• [Directive]:
Copy out each line that has "расходованием" in it.

━━━ Material for the task ━━━

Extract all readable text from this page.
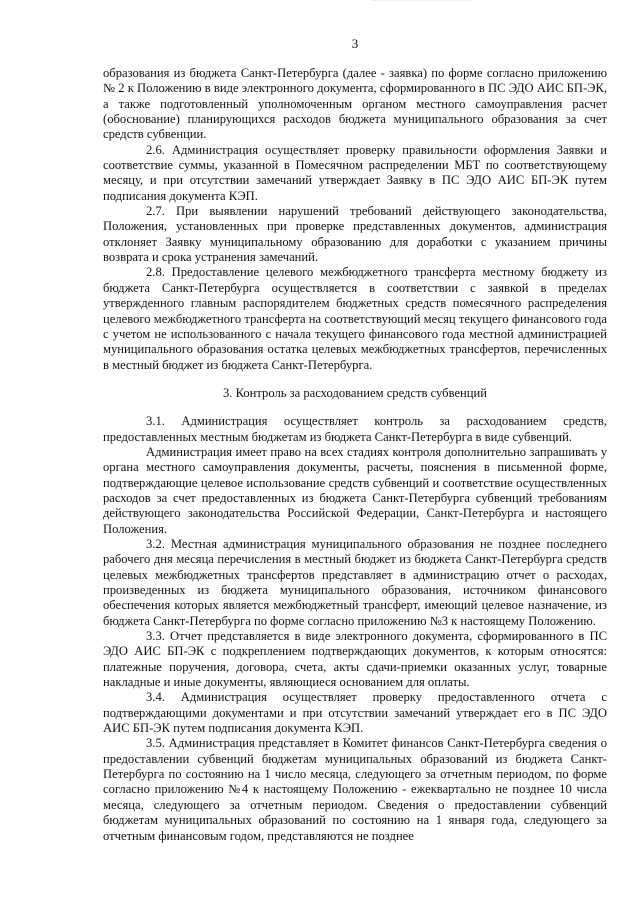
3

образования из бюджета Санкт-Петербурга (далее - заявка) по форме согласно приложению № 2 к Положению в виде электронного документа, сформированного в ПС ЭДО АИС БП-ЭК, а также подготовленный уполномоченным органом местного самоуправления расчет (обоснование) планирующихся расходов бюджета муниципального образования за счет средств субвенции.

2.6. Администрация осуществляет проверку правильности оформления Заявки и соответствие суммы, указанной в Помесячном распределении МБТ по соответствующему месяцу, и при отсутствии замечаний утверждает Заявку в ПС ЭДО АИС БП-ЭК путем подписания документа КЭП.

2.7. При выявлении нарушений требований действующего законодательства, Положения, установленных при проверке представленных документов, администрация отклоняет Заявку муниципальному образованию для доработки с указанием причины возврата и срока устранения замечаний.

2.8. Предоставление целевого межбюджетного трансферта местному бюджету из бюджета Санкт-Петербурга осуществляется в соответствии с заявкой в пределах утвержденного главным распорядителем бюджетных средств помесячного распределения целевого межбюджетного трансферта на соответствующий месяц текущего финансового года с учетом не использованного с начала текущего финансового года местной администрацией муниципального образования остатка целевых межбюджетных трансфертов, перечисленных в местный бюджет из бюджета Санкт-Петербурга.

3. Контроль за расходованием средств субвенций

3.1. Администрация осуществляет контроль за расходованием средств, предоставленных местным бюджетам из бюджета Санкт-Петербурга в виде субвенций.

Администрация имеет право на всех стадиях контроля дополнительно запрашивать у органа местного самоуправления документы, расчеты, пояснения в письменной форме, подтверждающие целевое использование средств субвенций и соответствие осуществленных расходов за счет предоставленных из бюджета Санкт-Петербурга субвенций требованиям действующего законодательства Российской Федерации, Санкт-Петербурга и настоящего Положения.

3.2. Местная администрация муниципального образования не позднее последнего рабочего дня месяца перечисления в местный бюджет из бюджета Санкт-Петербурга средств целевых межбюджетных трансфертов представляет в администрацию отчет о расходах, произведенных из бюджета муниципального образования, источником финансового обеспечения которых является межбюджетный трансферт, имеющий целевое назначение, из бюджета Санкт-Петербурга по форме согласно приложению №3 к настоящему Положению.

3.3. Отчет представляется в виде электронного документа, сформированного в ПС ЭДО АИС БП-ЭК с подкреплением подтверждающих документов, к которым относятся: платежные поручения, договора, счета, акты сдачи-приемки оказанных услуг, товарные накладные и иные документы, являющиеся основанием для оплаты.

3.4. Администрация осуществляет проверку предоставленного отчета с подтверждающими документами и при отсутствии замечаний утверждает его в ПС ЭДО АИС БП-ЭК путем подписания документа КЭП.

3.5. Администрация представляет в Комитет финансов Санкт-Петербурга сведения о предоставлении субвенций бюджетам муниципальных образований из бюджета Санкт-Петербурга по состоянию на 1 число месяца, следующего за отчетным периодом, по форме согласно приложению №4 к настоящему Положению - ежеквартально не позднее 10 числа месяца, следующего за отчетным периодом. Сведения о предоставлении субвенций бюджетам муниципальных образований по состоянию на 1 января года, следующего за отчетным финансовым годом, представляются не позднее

━━━

• [Reply to the exercise]:
3. Контроль за расходованием средств субвенций
3.1. Администрация осуществляет контроль за расходованием средств, предоставленных местным бюджетам из бюджета Санкт-Петербурга в виде субвенций.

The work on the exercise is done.